> _Task requirements_
Search the listing for "name" and copy every line where it appears.

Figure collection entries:
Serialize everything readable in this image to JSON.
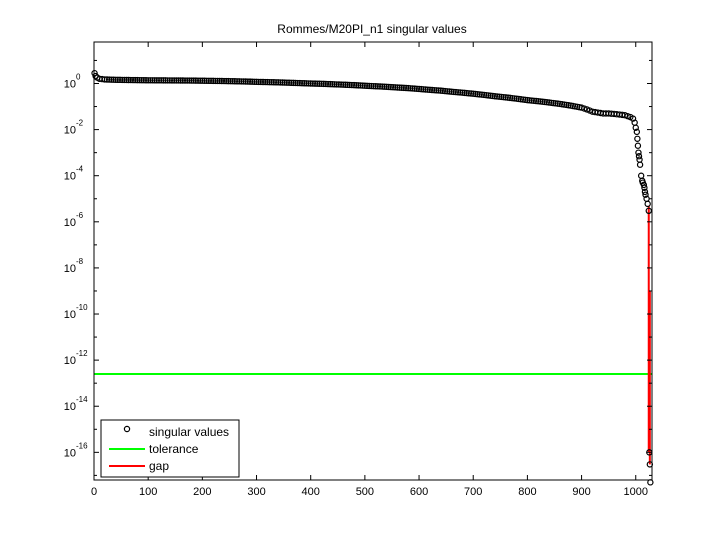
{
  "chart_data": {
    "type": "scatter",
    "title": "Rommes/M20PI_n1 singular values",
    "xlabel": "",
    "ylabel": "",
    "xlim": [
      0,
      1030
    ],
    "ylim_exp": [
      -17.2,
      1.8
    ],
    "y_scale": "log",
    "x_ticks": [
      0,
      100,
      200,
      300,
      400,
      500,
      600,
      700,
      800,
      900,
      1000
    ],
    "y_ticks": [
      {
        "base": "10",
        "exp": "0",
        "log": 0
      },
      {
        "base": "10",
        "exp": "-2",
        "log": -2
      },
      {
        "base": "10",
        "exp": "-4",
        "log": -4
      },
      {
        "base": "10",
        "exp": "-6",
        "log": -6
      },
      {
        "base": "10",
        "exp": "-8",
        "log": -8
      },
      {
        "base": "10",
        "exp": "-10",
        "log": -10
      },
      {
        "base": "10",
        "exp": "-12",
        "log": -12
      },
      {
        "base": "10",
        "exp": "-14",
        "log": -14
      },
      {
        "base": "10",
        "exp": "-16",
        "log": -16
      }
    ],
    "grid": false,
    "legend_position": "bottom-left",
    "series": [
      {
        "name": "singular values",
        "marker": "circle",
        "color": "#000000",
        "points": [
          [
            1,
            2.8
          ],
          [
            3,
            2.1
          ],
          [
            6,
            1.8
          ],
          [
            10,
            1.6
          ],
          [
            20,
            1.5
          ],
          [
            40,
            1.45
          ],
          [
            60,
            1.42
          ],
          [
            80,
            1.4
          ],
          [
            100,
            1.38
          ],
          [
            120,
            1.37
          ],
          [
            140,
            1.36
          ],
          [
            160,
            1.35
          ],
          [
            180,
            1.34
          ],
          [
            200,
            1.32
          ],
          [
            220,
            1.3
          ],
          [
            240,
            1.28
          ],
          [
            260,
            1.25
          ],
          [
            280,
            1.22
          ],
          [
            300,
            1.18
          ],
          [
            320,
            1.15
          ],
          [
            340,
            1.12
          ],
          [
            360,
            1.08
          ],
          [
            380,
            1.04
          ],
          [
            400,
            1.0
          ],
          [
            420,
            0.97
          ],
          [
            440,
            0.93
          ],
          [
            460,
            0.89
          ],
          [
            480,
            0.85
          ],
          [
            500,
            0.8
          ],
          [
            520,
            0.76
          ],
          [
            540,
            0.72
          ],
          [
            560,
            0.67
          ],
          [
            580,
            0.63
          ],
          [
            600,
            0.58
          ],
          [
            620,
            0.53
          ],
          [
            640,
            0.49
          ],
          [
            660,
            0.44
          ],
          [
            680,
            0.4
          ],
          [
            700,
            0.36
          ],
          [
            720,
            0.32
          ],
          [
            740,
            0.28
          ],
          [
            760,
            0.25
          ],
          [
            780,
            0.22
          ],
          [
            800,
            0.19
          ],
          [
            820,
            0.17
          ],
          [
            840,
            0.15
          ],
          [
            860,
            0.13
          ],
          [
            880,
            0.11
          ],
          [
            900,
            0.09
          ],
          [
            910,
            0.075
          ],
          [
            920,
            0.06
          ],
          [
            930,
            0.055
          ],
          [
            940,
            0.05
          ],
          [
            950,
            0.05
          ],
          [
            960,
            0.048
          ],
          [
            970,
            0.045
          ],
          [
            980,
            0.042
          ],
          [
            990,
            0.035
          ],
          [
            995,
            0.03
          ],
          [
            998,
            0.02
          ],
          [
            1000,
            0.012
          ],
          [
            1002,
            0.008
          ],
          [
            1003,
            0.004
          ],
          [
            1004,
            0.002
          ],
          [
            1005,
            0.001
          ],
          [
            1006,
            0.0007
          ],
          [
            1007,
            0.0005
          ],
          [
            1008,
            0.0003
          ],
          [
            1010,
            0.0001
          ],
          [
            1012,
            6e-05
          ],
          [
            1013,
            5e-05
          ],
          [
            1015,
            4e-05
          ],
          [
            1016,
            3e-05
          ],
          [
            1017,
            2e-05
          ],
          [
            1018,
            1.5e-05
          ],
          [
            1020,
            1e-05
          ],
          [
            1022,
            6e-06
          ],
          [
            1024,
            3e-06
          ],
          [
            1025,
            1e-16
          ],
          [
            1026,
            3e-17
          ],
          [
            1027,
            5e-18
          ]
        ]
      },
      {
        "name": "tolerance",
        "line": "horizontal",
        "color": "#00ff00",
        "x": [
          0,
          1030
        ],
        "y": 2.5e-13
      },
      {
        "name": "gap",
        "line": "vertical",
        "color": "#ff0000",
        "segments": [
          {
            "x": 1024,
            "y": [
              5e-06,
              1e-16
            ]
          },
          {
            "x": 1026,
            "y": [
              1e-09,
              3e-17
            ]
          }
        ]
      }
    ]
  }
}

* * *

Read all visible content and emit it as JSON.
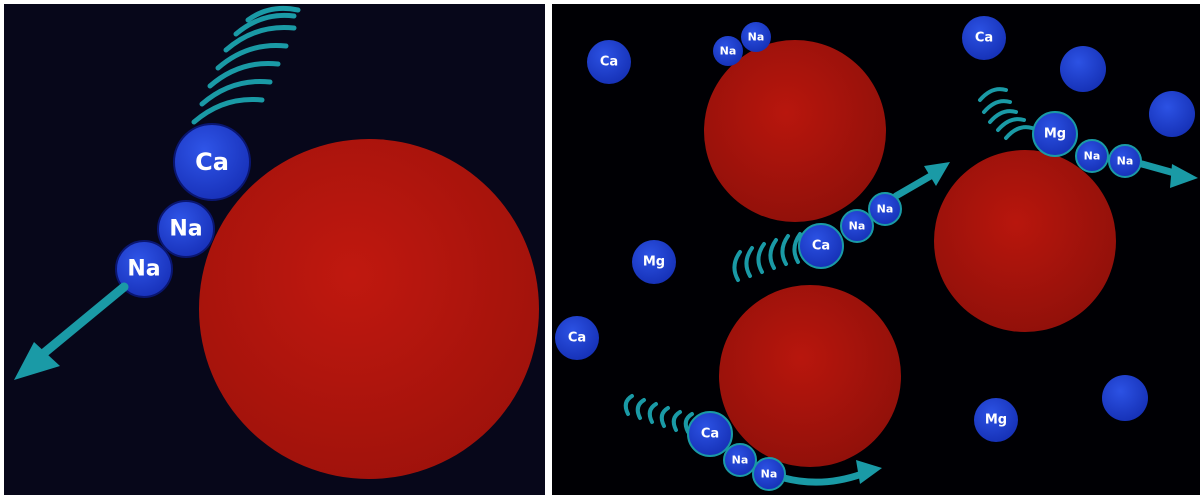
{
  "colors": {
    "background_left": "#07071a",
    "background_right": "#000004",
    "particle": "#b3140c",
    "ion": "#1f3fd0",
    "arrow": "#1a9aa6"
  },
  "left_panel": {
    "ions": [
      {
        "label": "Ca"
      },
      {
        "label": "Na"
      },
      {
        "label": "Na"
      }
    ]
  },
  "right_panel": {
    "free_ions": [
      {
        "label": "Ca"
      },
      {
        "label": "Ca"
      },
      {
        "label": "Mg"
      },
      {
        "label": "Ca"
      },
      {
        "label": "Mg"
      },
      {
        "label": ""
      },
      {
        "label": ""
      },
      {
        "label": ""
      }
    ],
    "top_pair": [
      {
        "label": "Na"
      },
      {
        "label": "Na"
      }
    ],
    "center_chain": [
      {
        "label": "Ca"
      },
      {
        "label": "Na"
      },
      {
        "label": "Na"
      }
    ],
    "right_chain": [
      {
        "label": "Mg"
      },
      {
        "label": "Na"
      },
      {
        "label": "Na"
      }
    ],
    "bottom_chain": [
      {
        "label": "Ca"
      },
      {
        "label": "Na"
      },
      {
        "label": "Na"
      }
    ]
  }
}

...

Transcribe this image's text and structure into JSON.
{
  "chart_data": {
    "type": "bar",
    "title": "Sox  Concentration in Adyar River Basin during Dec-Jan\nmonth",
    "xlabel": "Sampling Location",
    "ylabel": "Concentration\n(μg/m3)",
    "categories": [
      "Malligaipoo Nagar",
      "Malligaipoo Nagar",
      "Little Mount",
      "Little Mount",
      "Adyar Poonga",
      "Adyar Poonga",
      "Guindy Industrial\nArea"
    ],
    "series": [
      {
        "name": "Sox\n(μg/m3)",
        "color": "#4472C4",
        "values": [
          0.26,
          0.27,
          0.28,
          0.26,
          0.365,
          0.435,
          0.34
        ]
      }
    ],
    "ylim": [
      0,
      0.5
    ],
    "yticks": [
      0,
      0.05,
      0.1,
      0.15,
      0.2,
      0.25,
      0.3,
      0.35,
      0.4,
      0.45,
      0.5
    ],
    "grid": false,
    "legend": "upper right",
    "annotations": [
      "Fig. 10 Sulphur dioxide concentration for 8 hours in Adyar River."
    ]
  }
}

> _Task answer_
        "name": "singular values",
        "name": "tolerance",
        "name": "gap",
        "name": "Sox\n(μg/m3)",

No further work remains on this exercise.